__RECORD SET__
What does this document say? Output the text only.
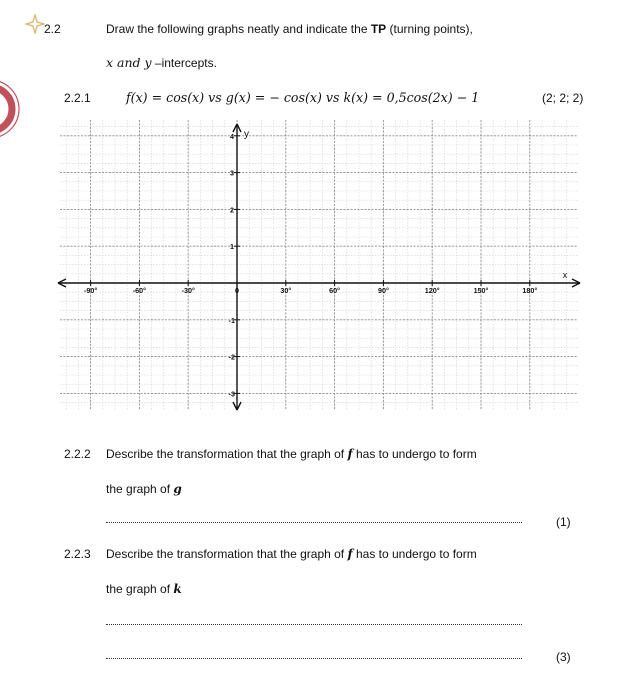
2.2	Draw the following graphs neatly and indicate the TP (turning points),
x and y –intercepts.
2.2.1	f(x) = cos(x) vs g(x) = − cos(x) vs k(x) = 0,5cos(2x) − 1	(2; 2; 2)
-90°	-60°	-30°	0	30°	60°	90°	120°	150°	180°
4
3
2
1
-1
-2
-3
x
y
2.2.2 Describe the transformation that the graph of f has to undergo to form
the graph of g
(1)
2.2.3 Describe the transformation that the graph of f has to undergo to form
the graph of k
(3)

__GOAL OF THE EXERCISE__
Every line of the data should be copied as it stands, without the images.

__EXERCISE SOLUTION__
What does this document say? Output the text only.
2.2	Draw the following graphs neatly and indicate the TP (turning points),
x and y –intercepts.
2.2.1	f(x) = cos(x) vs g(x) = − cos(x) vs k(x) = 0,5cos(2x) − 1	(2; 2; 2)
-90°	-60°	-30°	0	30°	60°	90°	120°	150°	180°
4
3
2
1
-1
-2
-3
x
y
2.2.2 Describe the transformation that the graph of f has to undergo to form
the graph of g
(1)
2.2.3 Describe the transformation that the graph of f has to undergo to form
the graph of k
(3)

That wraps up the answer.